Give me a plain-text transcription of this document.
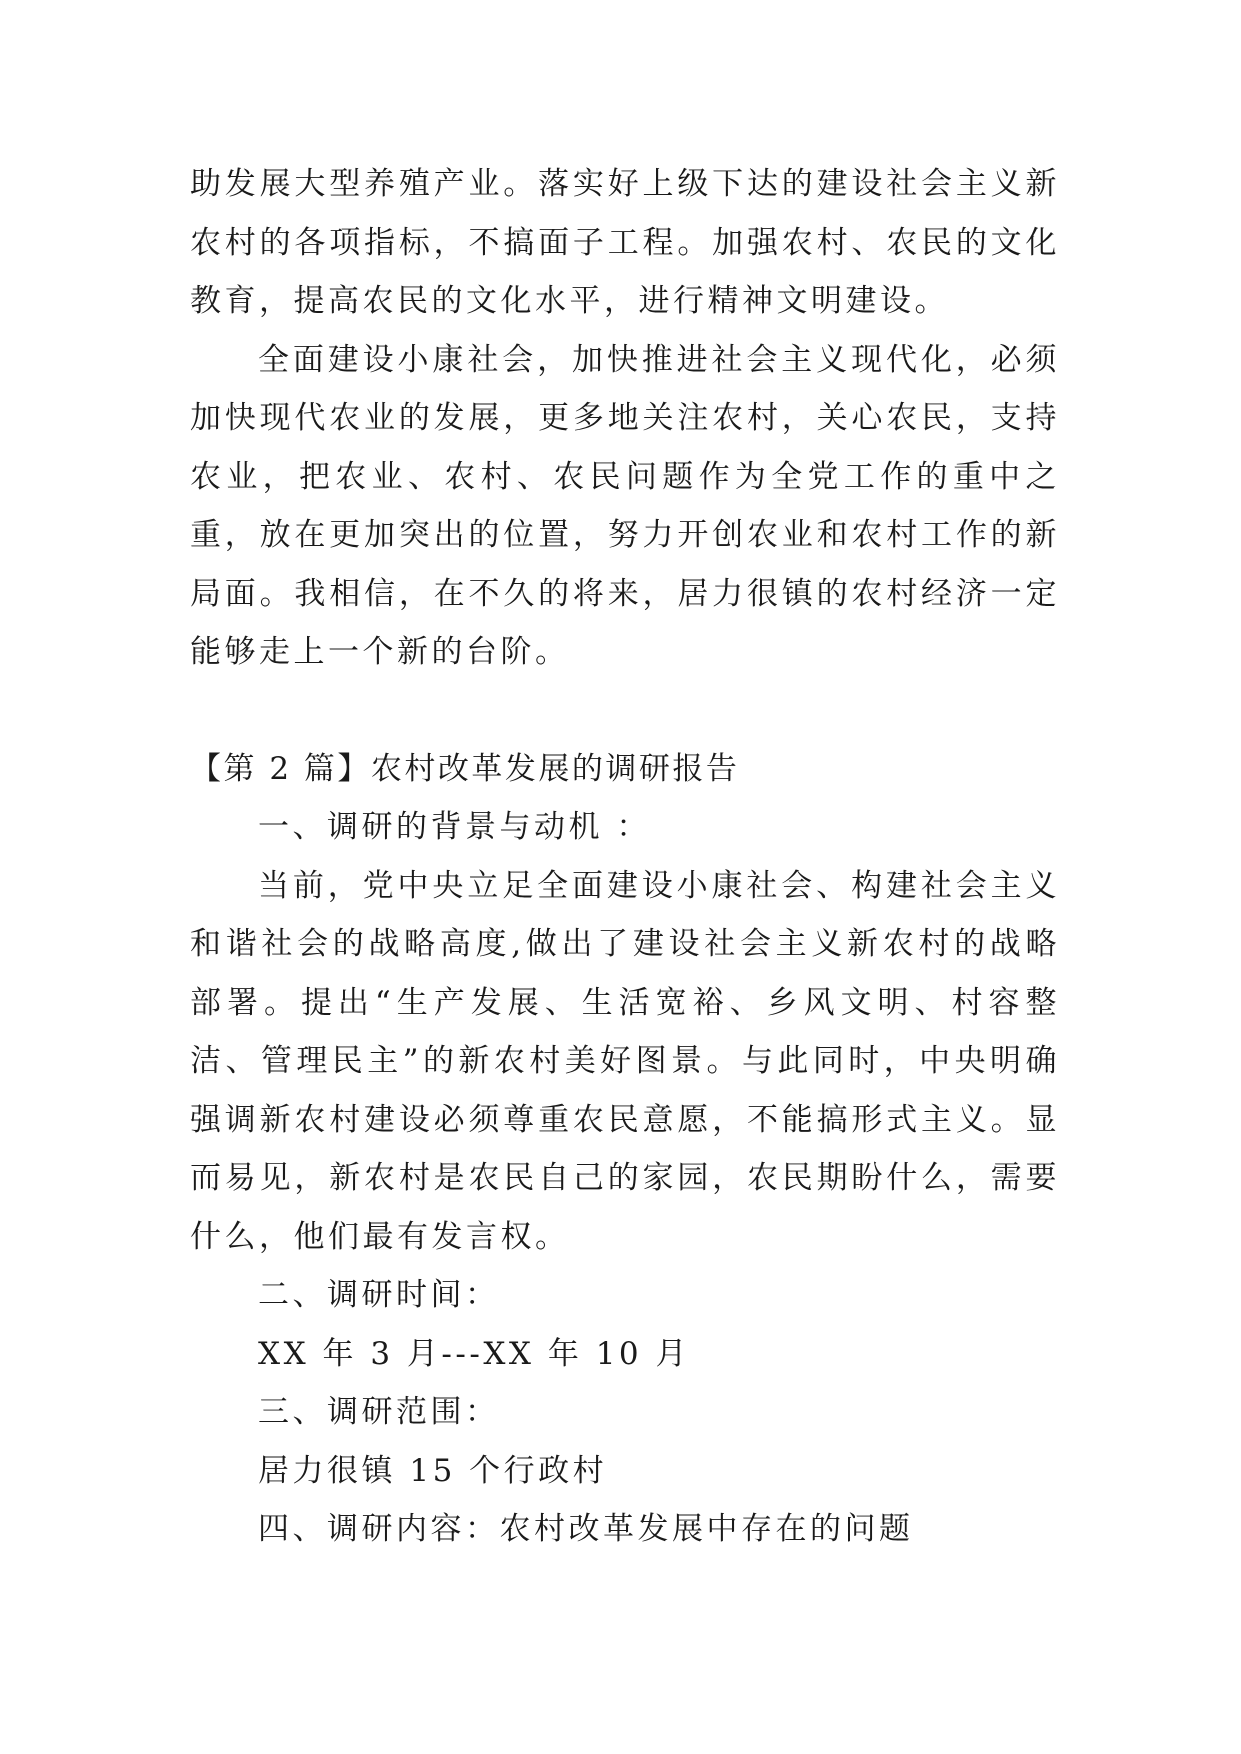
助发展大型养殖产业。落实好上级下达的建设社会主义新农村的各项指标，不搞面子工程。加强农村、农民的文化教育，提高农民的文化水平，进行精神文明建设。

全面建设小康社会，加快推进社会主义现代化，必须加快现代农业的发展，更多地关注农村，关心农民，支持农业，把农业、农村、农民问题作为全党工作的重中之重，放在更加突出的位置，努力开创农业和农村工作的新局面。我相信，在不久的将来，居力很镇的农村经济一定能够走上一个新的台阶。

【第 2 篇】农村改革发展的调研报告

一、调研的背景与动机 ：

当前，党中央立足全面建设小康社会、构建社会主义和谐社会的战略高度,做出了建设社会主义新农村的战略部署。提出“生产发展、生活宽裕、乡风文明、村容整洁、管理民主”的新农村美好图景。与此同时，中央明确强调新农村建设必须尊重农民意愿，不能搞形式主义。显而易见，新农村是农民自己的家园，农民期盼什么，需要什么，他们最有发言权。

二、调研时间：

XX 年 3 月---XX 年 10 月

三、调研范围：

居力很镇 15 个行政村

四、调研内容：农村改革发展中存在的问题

########################################

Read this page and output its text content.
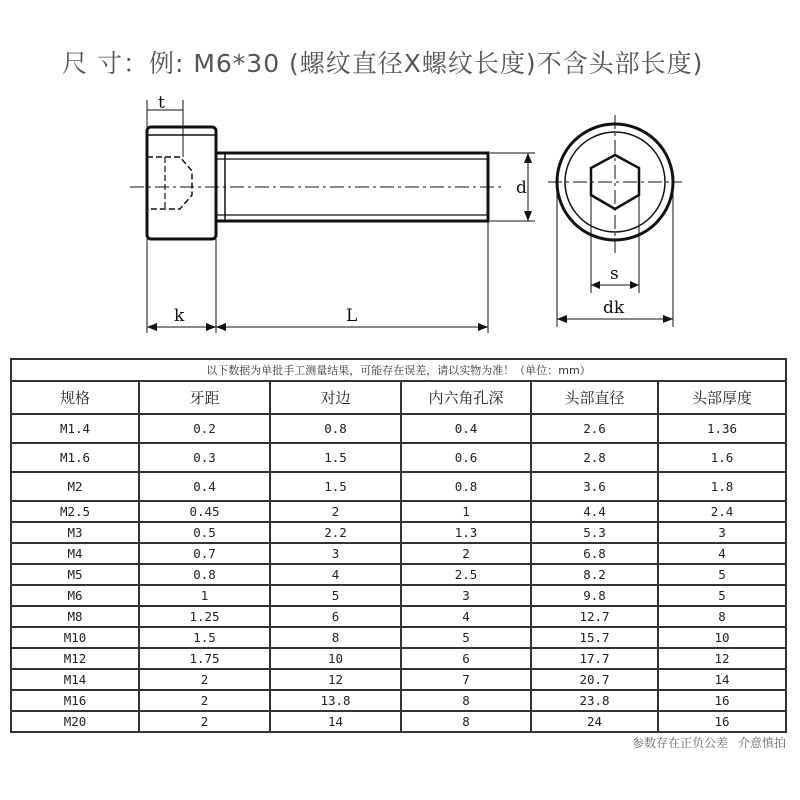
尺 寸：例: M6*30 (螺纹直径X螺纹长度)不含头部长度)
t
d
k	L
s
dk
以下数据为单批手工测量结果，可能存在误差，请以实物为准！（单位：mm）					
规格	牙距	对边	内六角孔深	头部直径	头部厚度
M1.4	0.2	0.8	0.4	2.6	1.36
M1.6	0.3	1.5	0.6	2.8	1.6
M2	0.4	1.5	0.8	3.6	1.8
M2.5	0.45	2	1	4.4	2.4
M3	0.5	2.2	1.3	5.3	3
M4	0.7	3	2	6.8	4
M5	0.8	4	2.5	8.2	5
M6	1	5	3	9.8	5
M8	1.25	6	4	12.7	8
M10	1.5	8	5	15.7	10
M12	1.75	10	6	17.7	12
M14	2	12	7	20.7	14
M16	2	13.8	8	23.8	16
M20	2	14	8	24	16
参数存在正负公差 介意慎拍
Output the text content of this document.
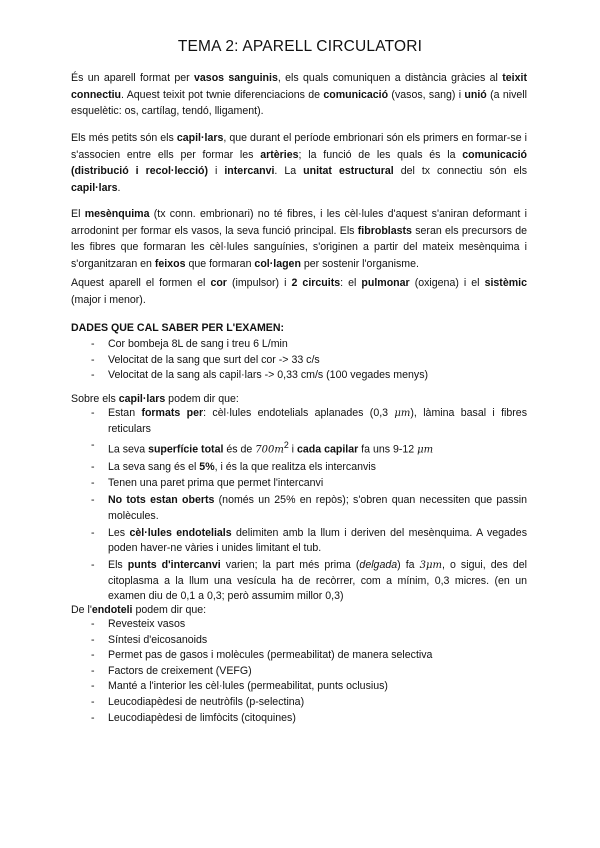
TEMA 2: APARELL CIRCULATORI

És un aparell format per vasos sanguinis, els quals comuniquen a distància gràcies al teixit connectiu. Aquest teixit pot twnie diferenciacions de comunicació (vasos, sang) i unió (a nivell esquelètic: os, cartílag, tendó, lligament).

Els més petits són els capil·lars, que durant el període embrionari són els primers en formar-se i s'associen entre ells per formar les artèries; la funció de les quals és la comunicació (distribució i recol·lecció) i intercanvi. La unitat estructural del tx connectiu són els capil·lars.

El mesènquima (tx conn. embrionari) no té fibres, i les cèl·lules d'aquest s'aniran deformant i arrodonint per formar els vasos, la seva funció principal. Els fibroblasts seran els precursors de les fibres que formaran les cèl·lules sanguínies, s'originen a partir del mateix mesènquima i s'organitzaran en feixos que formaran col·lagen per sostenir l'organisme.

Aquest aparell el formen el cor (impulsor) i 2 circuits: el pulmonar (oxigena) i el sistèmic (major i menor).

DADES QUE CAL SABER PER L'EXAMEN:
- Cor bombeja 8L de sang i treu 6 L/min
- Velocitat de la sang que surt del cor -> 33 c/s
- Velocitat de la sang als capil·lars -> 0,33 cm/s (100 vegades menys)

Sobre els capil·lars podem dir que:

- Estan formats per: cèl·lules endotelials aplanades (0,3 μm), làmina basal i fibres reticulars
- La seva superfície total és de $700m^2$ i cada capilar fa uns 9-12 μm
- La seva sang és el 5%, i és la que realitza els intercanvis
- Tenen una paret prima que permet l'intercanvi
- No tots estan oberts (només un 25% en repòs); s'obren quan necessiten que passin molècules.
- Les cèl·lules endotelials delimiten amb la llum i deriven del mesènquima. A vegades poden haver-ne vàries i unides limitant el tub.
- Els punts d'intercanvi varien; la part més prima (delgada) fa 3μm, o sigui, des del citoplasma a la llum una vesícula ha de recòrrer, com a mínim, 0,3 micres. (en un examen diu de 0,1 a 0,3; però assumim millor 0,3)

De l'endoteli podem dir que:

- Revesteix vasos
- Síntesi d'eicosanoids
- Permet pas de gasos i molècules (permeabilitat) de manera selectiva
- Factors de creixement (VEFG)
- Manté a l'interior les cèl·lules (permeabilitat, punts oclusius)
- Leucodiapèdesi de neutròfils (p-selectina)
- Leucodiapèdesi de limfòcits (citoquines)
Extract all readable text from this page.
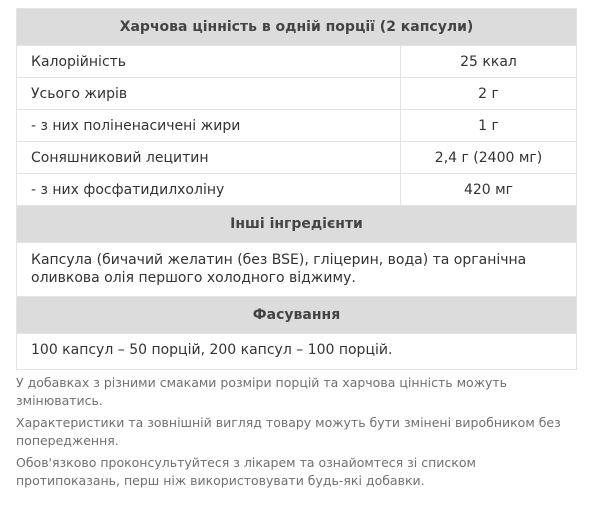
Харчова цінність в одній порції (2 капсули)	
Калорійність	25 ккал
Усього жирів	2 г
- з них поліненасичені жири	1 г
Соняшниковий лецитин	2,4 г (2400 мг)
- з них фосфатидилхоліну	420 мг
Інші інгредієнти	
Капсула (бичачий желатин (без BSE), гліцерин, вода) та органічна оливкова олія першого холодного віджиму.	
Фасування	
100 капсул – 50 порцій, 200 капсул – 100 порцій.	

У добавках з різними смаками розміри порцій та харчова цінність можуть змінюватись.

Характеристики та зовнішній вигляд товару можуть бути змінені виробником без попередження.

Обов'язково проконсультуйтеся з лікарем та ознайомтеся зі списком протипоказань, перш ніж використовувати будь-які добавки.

########################################

Directive:
Go through the entries above and count the lines containing the word "funció"; give only that count.

Output of the task:
2